RECORDS PROVIDED
BEGIN
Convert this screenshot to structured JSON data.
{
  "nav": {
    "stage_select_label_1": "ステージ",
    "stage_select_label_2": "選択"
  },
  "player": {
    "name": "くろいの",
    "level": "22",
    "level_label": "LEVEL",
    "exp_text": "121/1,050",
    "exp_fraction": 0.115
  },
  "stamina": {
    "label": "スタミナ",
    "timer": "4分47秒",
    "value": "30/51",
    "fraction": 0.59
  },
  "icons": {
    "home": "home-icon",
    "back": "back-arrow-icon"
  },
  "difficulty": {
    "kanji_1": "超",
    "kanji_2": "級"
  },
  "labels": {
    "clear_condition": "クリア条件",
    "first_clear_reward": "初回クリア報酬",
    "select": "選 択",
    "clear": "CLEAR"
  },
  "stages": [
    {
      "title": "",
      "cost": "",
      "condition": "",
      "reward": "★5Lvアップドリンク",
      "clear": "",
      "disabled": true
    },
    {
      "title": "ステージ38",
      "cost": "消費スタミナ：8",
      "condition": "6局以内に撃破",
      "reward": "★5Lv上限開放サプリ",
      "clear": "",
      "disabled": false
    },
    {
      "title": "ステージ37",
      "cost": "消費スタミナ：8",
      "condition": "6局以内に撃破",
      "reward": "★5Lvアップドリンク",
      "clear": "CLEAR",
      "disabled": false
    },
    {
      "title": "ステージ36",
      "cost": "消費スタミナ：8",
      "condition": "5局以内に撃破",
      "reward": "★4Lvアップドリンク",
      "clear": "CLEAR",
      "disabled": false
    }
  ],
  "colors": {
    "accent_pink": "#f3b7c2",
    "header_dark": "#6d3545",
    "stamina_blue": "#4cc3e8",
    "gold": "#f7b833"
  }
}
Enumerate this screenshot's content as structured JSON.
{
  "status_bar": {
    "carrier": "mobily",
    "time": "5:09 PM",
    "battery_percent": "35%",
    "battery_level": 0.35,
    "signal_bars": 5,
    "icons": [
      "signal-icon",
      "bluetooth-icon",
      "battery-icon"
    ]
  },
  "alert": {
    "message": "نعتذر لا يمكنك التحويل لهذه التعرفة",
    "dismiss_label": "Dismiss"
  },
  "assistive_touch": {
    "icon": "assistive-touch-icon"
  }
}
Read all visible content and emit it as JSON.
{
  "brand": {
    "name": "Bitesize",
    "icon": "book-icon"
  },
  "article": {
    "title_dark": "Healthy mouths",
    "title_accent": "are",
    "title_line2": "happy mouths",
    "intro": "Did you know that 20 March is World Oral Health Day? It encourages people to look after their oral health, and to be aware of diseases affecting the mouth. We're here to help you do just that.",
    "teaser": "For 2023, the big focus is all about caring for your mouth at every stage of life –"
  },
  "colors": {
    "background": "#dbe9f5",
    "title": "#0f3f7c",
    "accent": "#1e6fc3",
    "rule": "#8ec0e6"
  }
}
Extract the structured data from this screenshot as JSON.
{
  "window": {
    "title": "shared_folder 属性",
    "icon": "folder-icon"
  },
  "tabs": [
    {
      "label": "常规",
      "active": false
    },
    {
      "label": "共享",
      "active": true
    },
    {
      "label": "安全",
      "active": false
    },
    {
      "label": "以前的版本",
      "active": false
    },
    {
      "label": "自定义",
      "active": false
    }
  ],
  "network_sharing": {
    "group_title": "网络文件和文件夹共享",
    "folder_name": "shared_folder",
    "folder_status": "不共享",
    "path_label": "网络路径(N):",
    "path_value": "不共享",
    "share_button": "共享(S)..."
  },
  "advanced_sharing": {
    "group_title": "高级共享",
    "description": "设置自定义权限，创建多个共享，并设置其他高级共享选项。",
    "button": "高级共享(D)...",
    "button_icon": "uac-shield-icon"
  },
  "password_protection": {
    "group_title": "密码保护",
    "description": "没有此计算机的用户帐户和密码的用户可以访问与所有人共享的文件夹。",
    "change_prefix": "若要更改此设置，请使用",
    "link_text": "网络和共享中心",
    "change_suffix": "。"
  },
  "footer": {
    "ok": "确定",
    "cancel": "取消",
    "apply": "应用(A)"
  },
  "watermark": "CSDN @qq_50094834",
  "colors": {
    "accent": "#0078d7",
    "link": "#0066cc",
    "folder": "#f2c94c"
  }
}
END
Return all the data exactly as given.

Convert this screenshot to structured JSON data.
{
  "nav": {
    "stage_select_label_1": "ステージ",
    "stage_select_label_2": "選択"
  },
  "player": {
    "name": "くろいの",
    "level": "22",
    "level_label": "LEVEL",
    "exp_text": "121/1,050",
    "exp_fraction": 0.115
  },
  "stamina": {
    "label": "スタミナ",
    "timer": "4分47秒",
    "value": "30/51",
    "fraction": 0.59
  },
  "icons": {
    "home": "home-icon",
    "back": "back-arrow-icon"
  },
  "difficulty": {
    "kanji_1": "超",
    "kanji_2": "級"
  },
  "labels": {
    "clear_condition": "クリア条件",
    "first_clear_reward": "初回クリア報酬",
    "select": "選 択",
    "clear": "CLEAR"
  },
  "stages": [
    {
      "title": "",
      "cost": "",
      "condition": "",
      "reward": "★5Lvアップドリンク",
      "clear": "",
      "disabled": true
    },
    {
      "title": "ステージ38",
      "cost": "消費スタミナ：8",
      "condition": "6局以内に撃破",
      "reward": "★5Lv上限開放サプリ",
      "clear": "",
      "disabled": false
    },
    {
      "title": "ステージ37",
      "cost": "消費スタミナ：8",
      "condition": "6局以内に撃破",
      "reward": "★5Lvアップドリンク",
      "clear": "CLEAR",
      "disabled": false
    },
    {
      "title": "ステージ36",
      "cost": "消費スタミナ：8",
      "condition": "5局以内に撃破",
      "reward": "★4Lvアップドリンク",
      "clear": "CLEAR",
      "disabled": false
    }
  ],
  "colors": {
    "accent_pink": "#f3b7c2",
    "header_dark": "#6d3545",
    "stamina_blue": "#4cc3e8",
    "gold": "#f7b833"
  }
}
Enumerate this screenshot's content as structured JSON.
{
  "status_bar": {
    "carrier": "mobily",
    "time": "5:09 PM",
    "battery_percent": "35%",
    "battery_level": 0.35,
    "signal_bars": 5,
    "icons": [
      "signal-icon",
      "bluetooth-icon",
      "battery-icon"
    ]
  },
  "alert": {
    "message": "نعتذر لا يمكنك التحويل لهذه التعرفة",
    "dismiss_label": "Dismiss"
  },
  "assistive_touch": {
    "icon": "assistive-touch-icon"
  }
}
Read all visible content and emit it as JSON.
{
  "brand": {
    "name": "Bitesize",
    "icon": "book-icon"
  },
  "article": {
    "title_dark": "Healthy mouths",
    "title_accent": "are",
    "title_line2": "happy mouths",
    "intro": "Did you know that 20 March is World Oral Health Day? It encourages people to look after their oral health, and to be aware of diseases affecting the mouth. We're here to help you do just that.",
    "teaser": "For 2023, the big focus is all about caring for your mouth at every stage of life –"
  },
  "colors": {
    "background": "#dbe9f5",
    "title": "#0f3f7c",
    "accent": "#1e6fc3",
    "rule": "#8ec0e6"
  }
}
Extract the structured data from this screenshot as JSON.
{
  "window": {
    "title": "shared_folder 属性",
    "icon": "folder-icon"
  },
  "tabs": [
    {
      "label": "常规",
      "active": false
    },
    {
      "label": "共享",
      "active": true
    },
    {
      "label": "安全",
      "active": false
    },
    {
      "label": "以前的版本",
      "active": false
    },
    {
      "label": "自定义",
      "active": false
    }
  ],
  "network_sharing": {
    "group_title": "网络文件和文件夹共享",
    "folder_name": "shared_folder",
    "folder_status": "不共享",
    "path_label": "网络路径(N):",
    "path_value": "不共享",
    "share_button": "共享(S)..."
  },
  "advanced_sharing": {
    "group_title": "高级共享",
    "description": "设置自定义权限，创建多个共享，并设置其他高级共享选项。",
    "button": "高级共享(D)...",
    "button_icon": "uac-shield-icon"
  },
  "password_protection": {
    "group_title": "密码保护",
    "description": "没有此计算机的用户帐户和密码的用户可以访问与所有人共享的文件夹。",
    "change_prefix": "若要更改此设置，请使用",
    "link_text": "网络和共享中心",
    "change_suffix": "。"
  },
  "footer": {
    "ok": "确定",
    "cancel": "取消",
    "apply": "应用(A)"
  },
  "watermark": "CSDN @qq_50094834",
  "colors": {
    "accent": "#0078d7",
    "link": "#0066cc",
    "folder": "#f2c94c"
  }
}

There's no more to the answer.